[The exercise] Transcribe the records below in full; pictures stay out of the copy.

[Extracted records]
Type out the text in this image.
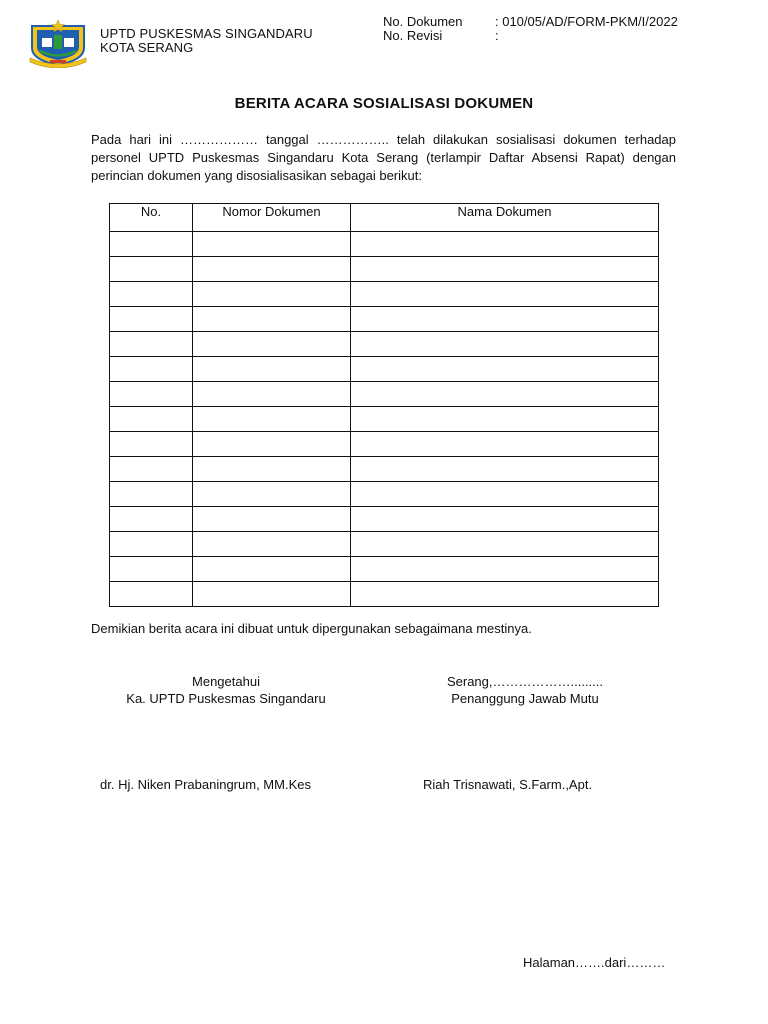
UPTD PUSKESMAS SINGANDARU
KOTA SERANG
No. Dokumen	: 010/05/AD/FORM-PKM/I/2022
No. Revisi	:
BERITA ACARA SOSIALISASI DOKUMEN

Pada hari ini ……………… tanggal …………….. telah dilakukan sosialisasi dokumen terhadap personel UPTD Puskesmas Singandaru Kota Serang (terlampir Daftar Absensi Rapat) dengan perincian dokumen yang disosialisasikan sebagai berikut:

No.	Nomor Dokumen	Nama Dokumen

Demikian berita acara ini dibuat untuk dipergunakan sebagaimana mestinya.

Mengetahui
Ka. UPTD Puskesmas Singandaru
Serang,……………….........
Penanggung Jawab Mutu
dr. Hj. Niken Prabaningrum, MM.Kes	Riah Trisnawati, S.Farm.,Apt.
Halaman…….dari………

[Finished answer]
Type out the text in this image.
UPTD PUSKESMAS SINGANDARU
KOTA SERANG
No. Dokumen	: 010/05/AD/FORM-PKM/I/2022
No. Revisi	:
BERITA ACARA SOSIALISASI DOKUMEN

Pada hari ini ……………… tanggal …………….. telah dilakukan sosialisasi dokumen terhadap personel UPTD Puskesmas Singandaru Kota Serang (terlampir Daftar Absensi Rapat) dengan perincian dokumen yang disosialisasikan sebagai berikut:

No.	Nomor Dokumen	Nama Dokumen

Demikian berita acara ini dibuat untuk dipergunakan sebagaimana mestinya.

Mengetahui
Ka. UPTD Puskesmas Singandaru
Serang,……………….........
Penanggung Jawab Mutu
dr. Hj. Niken Prabaningrum, MM.Kes	Riah Trisnawati, S.Farm.,Apt.
Halaman…….dari………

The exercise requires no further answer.